# AIM
Read the lines that follow and pick out every one containing the word "ikrar".

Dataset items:

▬▬▬

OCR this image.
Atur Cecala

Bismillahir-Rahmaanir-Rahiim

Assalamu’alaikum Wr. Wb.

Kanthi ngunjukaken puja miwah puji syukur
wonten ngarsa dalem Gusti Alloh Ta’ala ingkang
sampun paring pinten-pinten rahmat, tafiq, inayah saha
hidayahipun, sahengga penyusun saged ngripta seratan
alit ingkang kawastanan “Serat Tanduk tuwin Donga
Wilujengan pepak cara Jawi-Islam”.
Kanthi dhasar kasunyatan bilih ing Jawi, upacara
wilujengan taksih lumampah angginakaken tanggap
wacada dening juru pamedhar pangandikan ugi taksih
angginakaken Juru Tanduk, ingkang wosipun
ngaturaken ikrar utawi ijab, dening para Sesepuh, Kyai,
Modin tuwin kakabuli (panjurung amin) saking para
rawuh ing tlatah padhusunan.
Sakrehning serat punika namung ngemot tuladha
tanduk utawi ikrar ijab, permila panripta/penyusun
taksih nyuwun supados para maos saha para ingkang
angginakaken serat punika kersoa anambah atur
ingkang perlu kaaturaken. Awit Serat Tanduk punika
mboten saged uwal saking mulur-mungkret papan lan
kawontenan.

▬▬▬

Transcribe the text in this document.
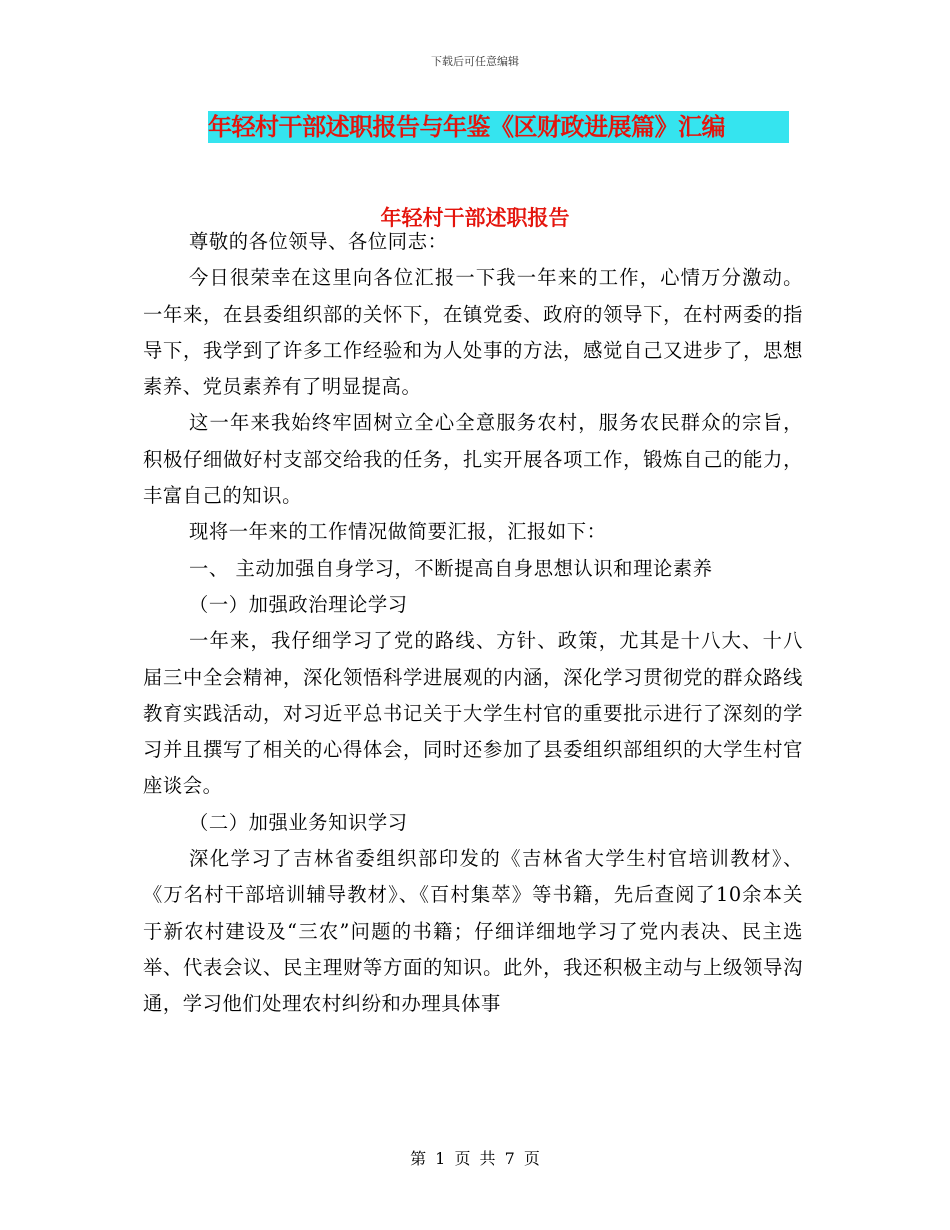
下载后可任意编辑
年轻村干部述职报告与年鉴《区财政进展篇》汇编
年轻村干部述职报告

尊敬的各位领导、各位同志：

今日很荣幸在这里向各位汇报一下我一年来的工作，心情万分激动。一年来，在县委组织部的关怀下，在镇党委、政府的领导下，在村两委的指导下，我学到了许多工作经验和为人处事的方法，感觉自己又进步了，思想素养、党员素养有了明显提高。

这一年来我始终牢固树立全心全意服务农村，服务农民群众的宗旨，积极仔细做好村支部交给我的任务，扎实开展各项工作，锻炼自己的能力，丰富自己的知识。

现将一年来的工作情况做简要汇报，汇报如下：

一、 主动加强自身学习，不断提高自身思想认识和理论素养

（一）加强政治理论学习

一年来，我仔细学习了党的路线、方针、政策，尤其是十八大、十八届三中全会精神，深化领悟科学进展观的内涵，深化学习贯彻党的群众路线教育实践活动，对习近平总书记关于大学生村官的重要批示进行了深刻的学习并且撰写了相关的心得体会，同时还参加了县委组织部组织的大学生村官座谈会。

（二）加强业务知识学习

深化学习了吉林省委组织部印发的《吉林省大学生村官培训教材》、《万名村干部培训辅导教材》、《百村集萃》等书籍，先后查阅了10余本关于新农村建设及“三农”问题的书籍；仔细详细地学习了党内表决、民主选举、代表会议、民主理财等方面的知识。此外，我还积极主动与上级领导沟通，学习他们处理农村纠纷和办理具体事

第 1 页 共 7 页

▬▬▬

# ANSWER TO THIS EXERCISE
ngaturaken ikrar utawi ijab, dening para Sesepuh, Kyai,
tanduk utawi ikrar ijab, permila panripta/penyusun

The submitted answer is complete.